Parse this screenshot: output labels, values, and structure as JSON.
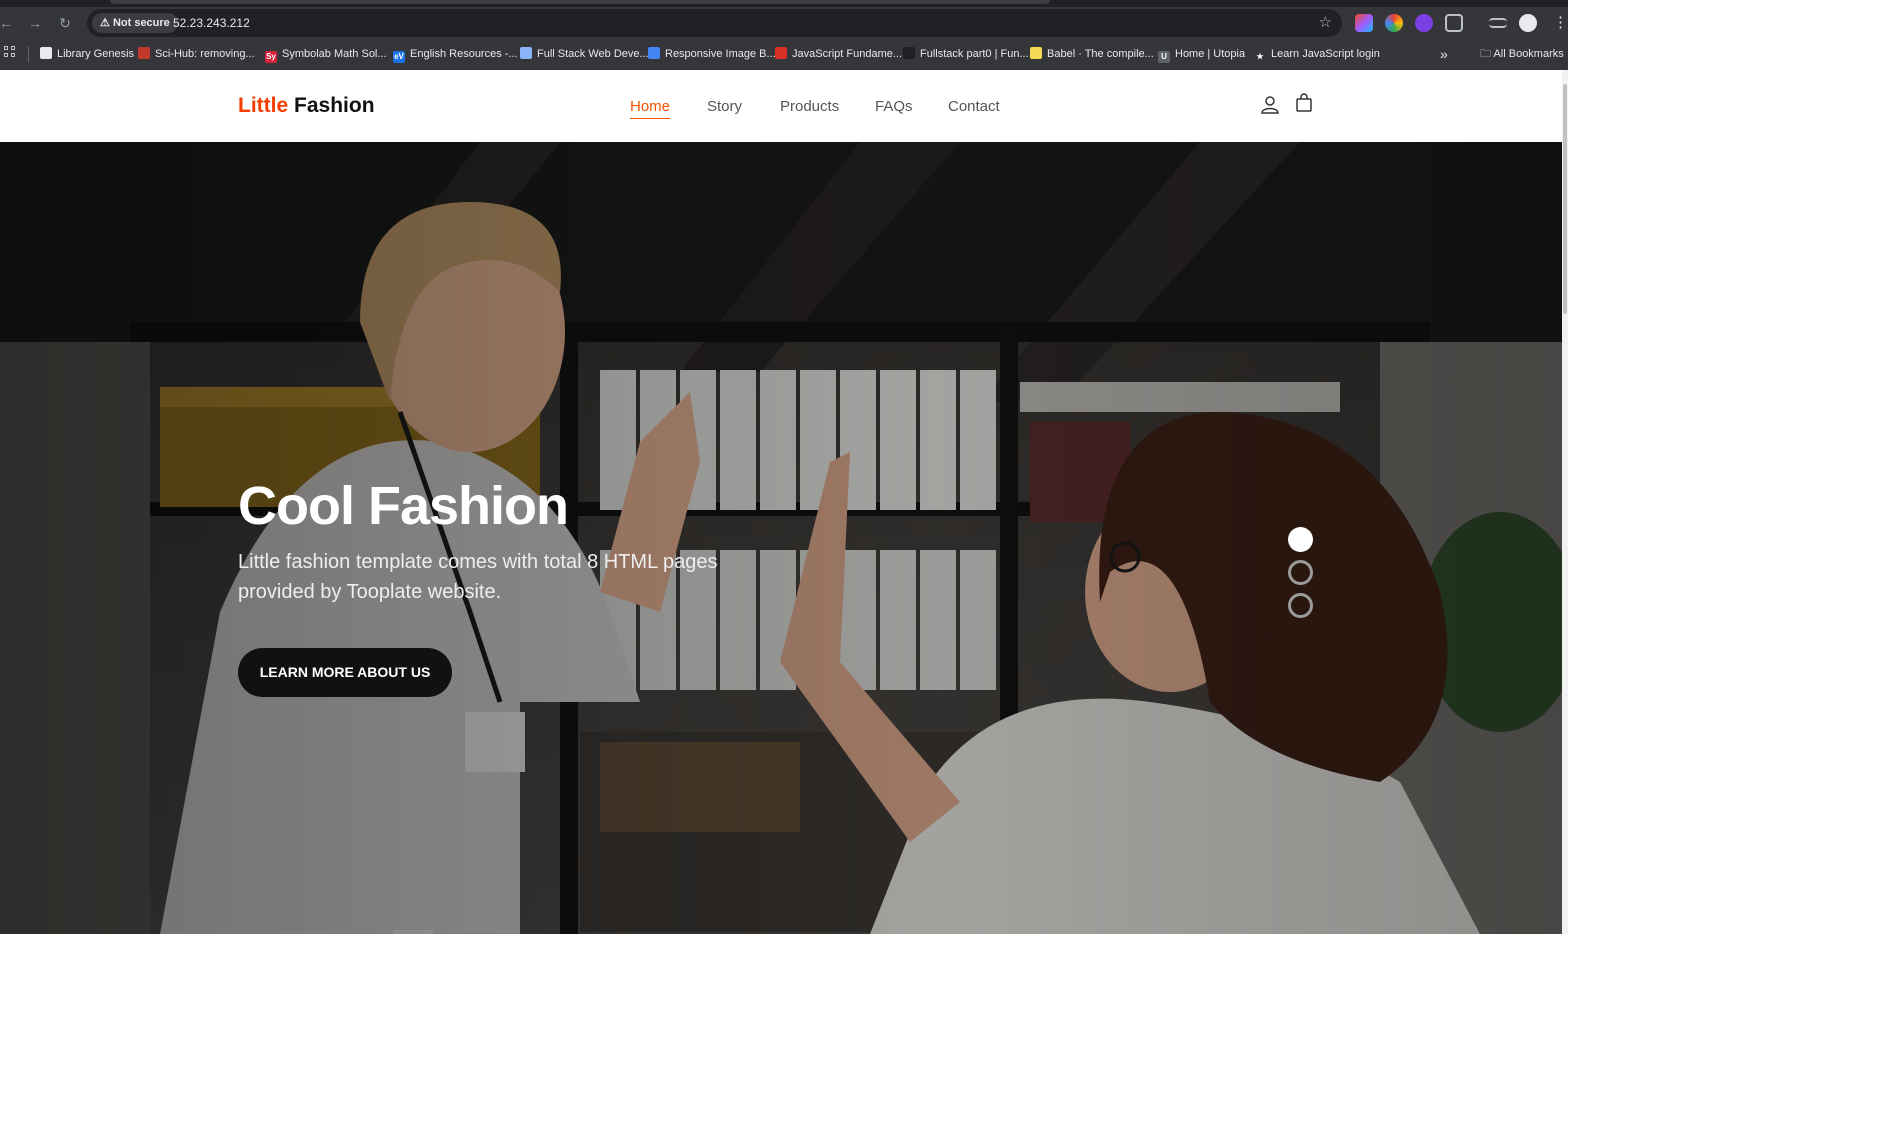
{
  "browser": {
    "security_chip": "Not secure",
    "url": "52.23.243.212",
    "bookmarks": [
      {
        "label": "Library Genesis",
        "fav_color": "#e8eaed",
        "fav_text": ""
      },
      {
        "label": "Sci-Hub: removing...",
        "fav_color": "#c0392b",
        "fav_text": ""
      },
      {
        "label": "Symbolab Math Sol...",
        "fav_color": "#d6213b",
        "fav_text": "Sy"
      },
      {
        "label": "English Resources -...",
        "fav_color": "#1a73e8",
        "fav_text": "eV"
      },
      {
        "label": "Full Stack Web Deve...",
        "fav_color": "#8ab4f8",
        "fav_text": ""
      },
      {
        "label": "Responsive Image B...",
        "fav_color": "#4285f4",
        "fav_text": ""
      },
      {
        "label": "JavaScript Fundame...",
        "fav_color": "#d93025",
        "fav_text": ""
      },
      {
        "label": "Fullstack part0 | Fun...",
        "fav_color": "#202124",
        "fav_text": ""
      },
      {
        "label": "Babel · The compile...",
        "fav_color": "#f5da55",
        "fav_text": ""
      },
      {
        "label": "Home | Utopia",
        "fav_color": "#e8eaed",
        "fav_text": "U"
      },
      {
        "label": "Learn JavaScript login",
        "fav_color": "#e8eaed",
        "fav_text": "★"
      }
    ],
    "all_bookmarks": "All Bookmarks"
  },
  "site": {
    "logo_accent": "Little",
    "logo_rest": "Fashion",
    "nav": [
      "Home",
      "Story",
      "Products",
      "FAQs",
      "Contact"
    ],
    "active_nav": "Home",
    "accent_color": "#f65300"
  },
  "hero": {
    "title": "Cool Fashion",
    "text": "Little fashion template comes with total 8 HTML pages provided by Tooplate website.",
    "button": "LEARN MORE ABOUT US",
    "slides_total": 3,
    "active_slide": 1
  }
}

----------

**Work item**
Every line above is to be given again exactly, apart from the pictures.

**Exercise answer**
Parse this screenshot: output labels, values, and structure as JSON.
{
  "browser": {
    "security_chip": "Not secure",
    "url": "52.23.243.212",
    "bookmarks": [
      {
        "label": "Library Genesis",
        "fav_color": "#e8eaed",
        "fav_text": ""
      },
      {
        "label": "Sci-Hub: removing...",
        "fav_color": "#c0392b",
        "fav_text": ""
      },
      {
        "label": "Symbolab Math Sol...",
        "fav_color": "#d6213b",
        "fav_text": "Sy"
      },
      {
        "label": "English Resources -...",
        "fav_color": "#1a73e8",
        "fav_text": "eV"
      },
      {
        "label": "Full Stack Web Deve...",
        "fav_color": "#8ab4f8",
        "fav_text": ""
      },
      {
        "label": "Responsive Image B...",
        "fav_color": "#4285f4",
        "fav_text": ""
      },
      {
        "label": "JavaScript Fundame...",
        "fav_color": "#d93025",
        "fav_text": ""
      },
      {
        "label": "Fullstack part0 | Fun...",
        "fav_color": "#202124",
        "fav_text": ""
      },
      {
        "label": "Babel · The compile...",
        "fav_color": "#f5da55",
        "fav_text": ""
      },
      {
        "label": "Home | Utopia",
        "fav_color": "#e8eaed",
        "fav_text": "U"
      },
      {
        "label": "Learn JavaScript login",
        "fav_color": "#e8eaed",
        "fav_text": "★"
      }
    ],
    "all_bookmarks": "All Bookmarks"
  },
  "site": {
    "logo_accent": "Little",
    "logo_rest": "Fashion",
    "nav": [
      "Home",
      "Story",
      "Products",
      "FAQs",
      "Contact"
    ],
    "active_nav": "Home",
    "accent_color": "#f65300"
  },
  "hero": {
    "title": "Cool Fashion",
    "text": "Little fashion template comes with total 8 HTML pages provided by Tooplate website.",
    "button": "LEARN MORE ABOUT US",
    "slides_total": 3,
    "active_slide": 1
  }
}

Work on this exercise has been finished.